**Instructions for the task:** Reproduce every item below line for line, leaving each one unchanged.

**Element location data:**
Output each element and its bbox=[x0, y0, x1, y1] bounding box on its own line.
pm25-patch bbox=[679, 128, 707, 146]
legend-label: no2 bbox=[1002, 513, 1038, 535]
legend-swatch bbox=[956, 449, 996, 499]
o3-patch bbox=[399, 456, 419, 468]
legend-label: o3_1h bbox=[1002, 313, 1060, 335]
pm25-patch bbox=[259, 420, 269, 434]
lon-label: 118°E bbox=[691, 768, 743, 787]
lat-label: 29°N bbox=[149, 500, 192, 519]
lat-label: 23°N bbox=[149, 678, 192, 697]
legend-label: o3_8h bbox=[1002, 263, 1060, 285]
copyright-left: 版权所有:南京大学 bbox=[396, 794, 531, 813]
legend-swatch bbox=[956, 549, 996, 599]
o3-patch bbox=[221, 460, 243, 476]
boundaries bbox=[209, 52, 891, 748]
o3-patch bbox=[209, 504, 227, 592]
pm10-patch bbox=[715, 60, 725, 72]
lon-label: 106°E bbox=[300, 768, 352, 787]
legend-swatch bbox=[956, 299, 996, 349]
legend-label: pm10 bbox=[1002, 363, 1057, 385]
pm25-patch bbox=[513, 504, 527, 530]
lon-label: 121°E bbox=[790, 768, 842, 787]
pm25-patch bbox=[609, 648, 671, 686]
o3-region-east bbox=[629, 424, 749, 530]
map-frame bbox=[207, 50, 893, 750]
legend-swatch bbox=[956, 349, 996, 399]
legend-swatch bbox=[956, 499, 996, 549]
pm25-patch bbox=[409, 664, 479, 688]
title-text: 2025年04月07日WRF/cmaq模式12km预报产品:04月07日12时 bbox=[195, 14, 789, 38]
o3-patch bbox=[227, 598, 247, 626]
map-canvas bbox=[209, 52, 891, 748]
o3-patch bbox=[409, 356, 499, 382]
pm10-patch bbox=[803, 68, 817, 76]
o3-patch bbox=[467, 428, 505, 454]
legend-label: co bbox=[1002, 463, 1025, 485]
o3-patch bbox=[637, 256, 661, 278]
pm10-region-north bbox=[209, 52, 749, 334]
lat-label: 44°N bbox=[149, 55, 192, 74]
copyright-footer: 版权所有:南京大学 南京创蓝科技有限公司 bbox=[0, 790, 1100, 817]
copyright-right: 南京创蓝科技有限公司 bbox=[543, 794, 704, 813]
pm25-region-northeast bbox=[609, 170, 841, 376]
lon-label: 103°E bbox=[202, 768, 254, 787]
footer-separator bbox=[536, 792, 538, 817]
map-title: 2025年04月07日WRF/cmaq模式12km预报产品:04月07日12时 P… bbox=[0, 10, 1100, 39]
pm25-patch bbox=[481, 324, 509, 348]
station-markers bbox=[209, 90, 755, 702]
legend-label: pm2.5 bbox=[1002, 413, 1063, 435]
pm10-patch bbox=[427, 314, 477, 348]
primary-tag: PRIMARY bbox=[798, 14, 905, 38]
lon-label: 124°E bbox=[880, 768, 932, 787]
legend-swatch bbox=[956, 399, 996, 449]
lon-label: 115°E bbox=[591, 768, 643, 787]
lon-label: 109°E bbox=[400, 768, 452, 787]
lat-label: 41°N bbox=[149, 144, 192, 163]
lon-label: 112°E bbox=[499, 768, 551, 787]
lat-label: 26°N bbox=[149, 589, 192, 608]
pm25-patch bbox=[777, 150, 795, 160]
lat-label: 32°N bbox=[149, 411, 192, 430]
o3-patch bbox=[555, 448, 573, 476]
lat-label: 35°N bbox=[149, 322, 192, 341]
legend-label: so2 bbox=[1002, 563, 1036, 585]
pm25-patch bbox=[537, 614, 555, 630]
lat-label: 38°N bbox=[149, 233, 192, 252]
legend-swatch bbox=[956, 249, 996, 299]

**Worked answer:**
Output each element and its bbox=[x0, y0, x1, y1] bounding box on its own line.
pm25-patch bbox=[679, 128, 707, 146]
legend-label: no2 bbox=[1002, 513, 1038, 535]
legend-swatch bbox=[956, 449, 996, 499]
o3-patch bbox=[399, 456, 419, 468]
legend-label: o3_1h bbox=[1002, 313, 1060, 335]
pm25-patch bbox=[259, 420, 269, 434]
lon-label: 118°E bbox=[691, 768, 743, 787]
lat-label: 29°N bbox=[149, 500, 192, 519]
lat-label: 23°N bbox=[149, 678, 192, 697]
legend-label: o3_8h bbox=[1002, 263, 1060, 285]
copyright-left: 版权所有:南京大学 bbox=[396, 794, 531, 813]
legend-swatch bbox=[956, 549, 996, 599]
o3-patch bbox=[221, 460, 243, 476]
boundaries bbox=[209, 52, 891, 748]
o3-patch bbox=[209, 504, 227, 592]
pm10-patch bbox=[715, 60, 725, 72]
lon-label: 106°E bbox=[300, 768, 352, 787]
legend-swatch bbox=[956, 299, 996, 349]
legend-label: pm10 bbox=[1002, 363, 1057, 385]
pm25-patch bbox=[513, 504, 527, 530]
lon-label: 121°E bbox=[790, 768, 842, 787]
pm25-patch bbox=[609, 648, 671, 686]
o3-region-east bbox=[629, 424, 749, 530]
map-frame bbox=[207, 50, 893, 750]
legend-swatch bbox=[956, 349, 996, 399]
legend-swatch bbox=[956, 499, 996, 549]
pm25-patch bbox=[409, 664, 479, 688]
title-text: 2025年04月07日WRF/cmaq模式12km预报产品:04月07日12时 bbox=[195, 14, 789, 38]
o3-patch bbox=[227, 598, 247, 626]
map-canvas bbox=[209, 52, 891, 748]
o3-patch bbox=[409, 356, 499, 382]
pm10-patch bbox=[803, 68, 817, 76]
o3-patch bbox=[467, 428, 505, 454]
legend-label: co bbox=[1002, 463, 1025, 485]
o3-patch bbox=[637, 256, 661, 278]
pm10-region-north bbox=[209, 52, 749, 334]
lat-label: 44°N bbox=[149, 55, 192, 74]
copyright-footer: 版权所有:南京大学 南京创蓝科技有限公司 bbox=[0, 790, 1100, 817]
copyright-right: 南京创蓝科技有限公司 bbox=[543, 794, 704, 813]
pm25-region-northeast bbox=[609, 170, 841, 376]
lon-label: 103°E bbox=[202, 768, 254, 787]
footer-separator bbox=[536, 792, 538, 817]
map-title: 2025年04月07日WRF/cmaq模式12km预报产品:04月07日12时 P… bbox=[0, 10, 1100, 39]
pm25-patch bbox=[481, 324, 509, 348]
station-markers bbox=[209, 90, 755, 702]
legend-label: pm2.5 bbox=[1002, 413, 1063, 435]
pm10-patch bbox=[427, 314, 477, 348]
primary-tag: PRIMARY bbox=[798, 14, 905, 38]
lon-label: 124°E bbox=[880, 768, 932, 787]
legend-swatch bbox=[956, 399, 996, 449]
lon-label: 115°E bbox=[591, 768, 643, 787]
lon-label: 109°E bbox=[400, 768, 452, 787]
lat-label: 41°N bbox=[149, 144, 192, 163]
lon-label: 112°E bbox=[499, 768, 551, 787]
lat-label: 26°N bbox=[149, 589, 192, 608]
pm25-patch bbox=[777, 150, 795, 160]
lat-label: 32°N bbox=[149, 411, 192, 430]
o3-patch bbox=[555, 448, 573, 476]
lat-label: 35°N bbox=[149, 322, 192, 341]
legend-label: so2 bbox=[1002, 563, 1036, 585]
pm25-patch bbox=[537, 614, 555, 630]
lat-label: 38°N bbox=[149, 233, 192, 252]
legend-swatch bbox=[956, 249, 996, 299]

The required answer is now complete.